# SET TASK:
Quote every line of the material beneath this one.

# DATASET ENTRIES:
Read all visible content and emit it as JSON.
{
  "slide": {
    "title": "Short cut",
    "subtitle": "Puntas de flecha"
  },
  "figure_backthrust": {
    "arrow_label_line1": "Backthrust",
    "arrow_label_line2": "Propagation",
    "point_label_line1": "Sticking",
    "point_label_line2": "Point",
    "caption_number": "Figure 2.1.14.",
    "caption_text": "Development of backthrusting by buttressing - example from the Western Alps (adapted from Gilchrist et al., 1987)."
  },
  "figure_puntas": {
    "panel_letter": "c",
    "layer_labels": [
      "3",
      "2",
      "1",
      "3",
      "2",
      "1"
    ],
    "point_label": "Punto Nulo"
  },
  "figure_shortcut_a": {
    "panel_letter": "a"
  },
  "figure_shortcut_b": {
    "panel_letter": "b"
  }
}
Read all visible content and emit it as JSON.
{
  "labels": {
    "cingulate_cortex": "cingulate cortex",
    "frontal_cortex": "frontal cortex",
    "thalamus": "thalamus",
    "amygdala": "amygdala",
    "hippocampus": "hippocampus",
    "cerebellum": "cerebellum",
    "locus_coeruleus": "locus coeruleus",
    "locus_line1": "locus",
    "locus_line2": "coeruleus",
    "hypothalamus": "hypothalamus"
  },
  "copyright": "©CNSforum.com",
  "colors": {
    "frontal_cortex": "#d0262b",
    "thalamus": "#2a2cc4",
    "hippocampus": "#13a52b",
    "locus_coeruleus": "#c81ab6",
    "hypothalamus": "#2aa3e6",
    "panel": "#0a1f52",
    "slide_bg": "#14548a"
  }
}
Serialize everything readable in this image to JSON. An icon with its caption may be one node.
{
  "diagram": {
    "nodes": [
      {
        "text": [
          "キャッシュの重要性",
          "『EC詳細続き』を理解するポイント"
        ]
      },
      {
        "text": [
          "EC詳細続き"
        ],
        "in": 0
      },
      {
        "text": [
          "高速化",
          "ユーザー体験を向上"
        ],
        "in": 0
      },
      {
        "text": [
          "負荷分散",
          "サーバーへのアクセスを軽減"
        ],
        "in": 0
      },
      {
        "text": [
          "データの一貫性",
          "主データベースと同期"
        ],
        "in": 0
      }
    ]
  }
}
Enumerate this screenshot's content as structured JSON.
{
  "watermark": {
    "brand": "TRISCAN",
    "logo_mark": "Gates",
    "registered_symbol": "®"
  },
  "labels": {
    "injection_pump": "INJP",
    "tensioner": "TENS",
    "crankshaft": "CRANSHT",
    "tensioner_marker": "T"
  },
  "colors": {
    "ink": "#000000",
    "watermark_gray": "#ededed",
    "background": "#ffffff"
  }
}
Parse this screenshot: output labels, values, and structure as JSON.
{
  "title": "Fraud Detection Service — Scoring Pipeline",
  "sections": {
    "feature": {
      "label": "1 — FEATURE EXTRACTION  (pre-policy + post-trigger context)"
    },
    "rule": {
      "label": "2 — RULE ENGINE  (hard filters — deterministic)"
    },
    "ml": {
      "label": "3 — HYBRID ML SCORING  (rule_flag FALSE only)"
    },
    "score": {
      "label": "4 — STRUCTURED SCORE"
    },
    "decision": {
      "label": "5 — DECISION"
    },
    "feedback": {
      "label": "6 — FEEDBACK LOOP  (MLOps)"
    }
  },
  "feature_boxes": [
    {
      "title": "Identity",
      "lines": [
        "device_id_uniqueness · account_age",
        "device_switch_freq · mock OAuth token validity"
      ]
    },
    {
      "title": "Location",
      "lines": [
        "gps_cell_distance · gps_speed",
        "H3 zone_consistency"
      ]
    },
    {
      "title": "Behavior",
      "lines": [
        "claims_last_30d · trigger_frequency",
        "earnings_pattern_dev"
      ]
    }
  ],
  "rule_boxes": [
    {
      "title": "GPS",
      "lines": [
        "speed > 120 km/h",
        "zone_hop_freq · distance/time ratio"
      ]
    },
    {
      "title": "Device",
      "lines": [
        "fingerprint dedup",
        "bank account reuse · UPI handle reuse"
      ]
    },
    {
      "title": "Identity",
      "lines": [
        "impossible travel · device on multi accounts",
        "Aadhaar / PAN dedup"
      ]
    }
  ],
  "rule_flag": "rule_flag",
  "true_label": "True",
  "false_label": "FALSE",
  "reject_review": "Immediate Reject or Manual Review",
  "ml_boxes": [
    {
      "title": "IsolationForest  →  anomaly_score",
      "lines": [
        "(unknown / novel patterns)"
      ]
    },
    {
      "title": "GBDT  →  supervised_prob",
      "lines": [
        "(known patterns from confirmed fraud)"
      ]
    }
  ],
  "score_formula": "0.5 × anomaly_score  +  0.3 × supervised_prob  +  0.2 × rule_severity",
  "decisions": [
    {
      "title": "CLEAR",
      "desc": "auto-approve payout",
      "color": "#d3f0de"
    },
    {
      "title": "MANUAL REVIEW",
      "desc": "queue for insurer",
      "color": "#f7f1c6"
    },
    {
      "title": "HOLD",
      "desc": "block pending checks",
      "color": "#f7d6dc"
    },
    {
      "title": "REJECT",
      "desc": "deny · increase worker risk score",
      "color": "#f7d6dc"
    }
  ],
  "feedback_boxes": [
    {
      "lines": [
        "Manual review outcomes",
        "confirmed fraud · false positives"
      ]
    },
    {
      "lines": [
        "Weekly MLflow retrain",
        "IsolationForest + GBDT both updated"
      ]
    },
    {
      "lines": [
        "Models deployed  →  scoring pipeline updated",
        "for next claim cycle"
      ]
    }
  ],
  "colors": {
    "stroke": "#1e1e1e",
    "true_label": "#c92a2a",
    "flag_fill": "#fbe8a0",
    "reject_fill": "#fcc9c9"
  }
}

# TASK ANSWER:
Read all visible content and emit it as JSON.
{
  "slide": {
    "title": "Short cut",
    "subtitle": "Puntas de flecha"
  },
  "figure_backthrust": {
    "arrow_label_line1": "Backthrust",
    "arrow_label_line2": "Propagation",
    "point_label_line1": "Sticking",
    "point_label_line2": "Point",
    "caption_number": "Figure 2.1.14.",
    "caption_text": "Development of backthrusting by buttressing - example from the Western Alps (adapted from Gilchrist et al., 1987)."
  },
  "figure_puntas": {
    "panel_letter": "c",
    "layer_labels": [
      "3",
      "2",
      "1",
      "3",
      "2",
      "1"
    ],
    "point_label": "Punto Nulo"
  },
  "figure_shortcut_a": {
    "panel_letter": "a"
  },
  "figure_shortcut_b": {
    "panel_letter": "b"
  }
}
Read all visible content and emit it as JSON.
{
  "labels": {
    "cingulate_cortex": "cingulate cortex",
    "frontal_cortex": "frontal cortex",
    "thalamus": "thalamus",
    "amygdala": "amygdala",
    "hippocampus": "hippocampus",
    "cerebellum": "cerebellum",
    "locus_coeruleus": "locus coeruleus",
    "locus_line1": "locus",
    "locus_line2": "coeruleus",
    "hypothalamus": "hypothalamus"
  },
  "copyright": "©CNSforum.com",
  "colors": {
    "frontal_cortex": "#d0262b",
    "thalamus": "#2a2cc4",
    "hippocampus": "#13a52b",
    "locus_coeruleus": "#c81ab6",
    "hypothalamus": "#2aa3e6",
    "panel": "#0a1f52",
    "slide_bg": "#14548a"
  }
}
Serialize everything readable in this image to JSON. An icon with its caption may be one node.
{
  "diagram": {
    "nodes": [
      {
        "text": [
          "キャッシュの重要性",
          "『EC詳細続き』を理解するポイント"
        ]
      },
      {
        "text": [
          "EC詳細続き"
        ],
        "in": 0
      },
      {
        "text": [
          "高速化",
          "ユーザー体験を向上"
        ],
        "in": 0
      },
      {
        "text": [
          "負荷分散",
          "サーバーへのアクセスを軽減"
        ],
        "in": 0
      },
      {
        "text": [
          "データの一貫性",
          "主データベースと同期"
        ],
        "in": 0
      }
    ]
  }
}
Enumerate this screenshot's content as structured JSON.
{
  "watermark": {
    "brand": "TRISCAN",
    "logo_mark": "Gates",
    "registered_symbol": "®"
  },
  "labels": {
    "injection_pump": "INJP",
    "tensioner": "TENS",
    "crankshaft": "CRANSHT",
    "tensioner_marker": "T"
  },
  "colors": {
    "ink": "#000000",
    "watermark_gray": "#ededed",
    "background": "#ffffff"
  }
}
Parse this screenshot: output labels, values, and structure as JSON.
{
  "title": "Fraud Detection Service — Scoring Pipeline",
  "sections": {
    "feature": {
      "label": "1 — FEATURE EXTRACTION  (pre-policy + post-trigger context)"
    },
    "rule": {
      "label": "2 — RULE ENGINE  (hard filters — deterministic)"
    },
    "ml": {
      "label": "3 — HYBRID ML SCORING  (rule_flag FALSE only)"
    },
    "score": {
      "label": "4 — STRUCTURED SCORE"
    },
    "decision": {
      "label": "5 — DECISION"
    },
    "feedback": {
      "label": "6 — FEEDBACK LOOP  (MLOps)"
    }
  },
  "feature_boxes": [
    {
      "title": "Identity",
      "lines": [
        "device_id_uniqueness · account_age",
        "device_switch_freq · mock OAuth token validity"
      ]
    },
    {
      "title": "Location",
      "lines": [
        "gps_cell_distance · gps_speed",
        "H3 zone_consistency"
      ]
    },
    {
      "title": "Behavior",
      "lines": [
        "claims_last_30d · trigger_frequency",
        "earnings_pattern_dev"
      ]
    }
  ],
  "rule_boxes": [
    {
      "title": "GPS",
      "lines": [
        "speed > 120 km/h",
        "zone_hop_freq · distance/time ratio"
      ]
    },
    {
      "title": "Device",
      "lines": [
        "fingerprint dedup",
        "bank account reuse · UPI handle reuse"
      ]
    },
    {
      "title": "Identity",
      "lines": [
        "impossible travel · device on multi accounts",
        "Aadhaar / PAN dedup"
      ]
    }
  ],
  "rule_flag": "rule_flag",
  "true_label": "True",
  "false_label": "FALSE",
  "reject_review": "Immediate Reject or Manual Review",
  "ml_boxes": [
    {
      "title": "IsolationForest  →  anomaly_score",
      "lines": [
        "(unknown / novel patterns)"
      ]
    },
    {
      "title": "GBDT  →  supervised_prob",
      "lines": [
        "(known patterns from confirmed fraud)"
      ]
    }
  ],
  "score_formula": "0.5 × anomaly_score  +  0.3 × supervised_prob  +  0.2 × rule_severity",
  "decisions": [
    {
      "title": "CLEAR",
      "desc": "auto-approve payout",
      "color": "#d3f0de"
    },
    {
      "title": "MANUAL REVIEW",
      "desc": "queue for insurer",
      "color": "#f7f1c6"
    },
    {
      "title": "HOLD",
      "desc": "block pending checks",
      "color": "#f7d6dc"
    },
    {
      "title": "REJECT",
      "desc": "deny · increase worker risk score",
      "color": "#f7d6dc"
    }
  ],
  "feedback_boxes": [
    {
      "lines": [
        "Manual review outcomes",
        "confirmed fraud · false positives"
      ]
    },
    {
      "lines": [
        "Weekly MLflow retrain",
        "IsolationForest + GBDT both updated"
      ]
    },
    {
      "lines": [
        "Models deployed  →  scoring pipeline updated",
        "for next claim cycle"
      ]
    }
  ],
  "colors": {
    "stroke": "#1e1e1e",
    "true_label": "#c92a2a",
    "flag_fill": "#fbe8a0",
    "reject_fill": "#fcc9c9"
  }
}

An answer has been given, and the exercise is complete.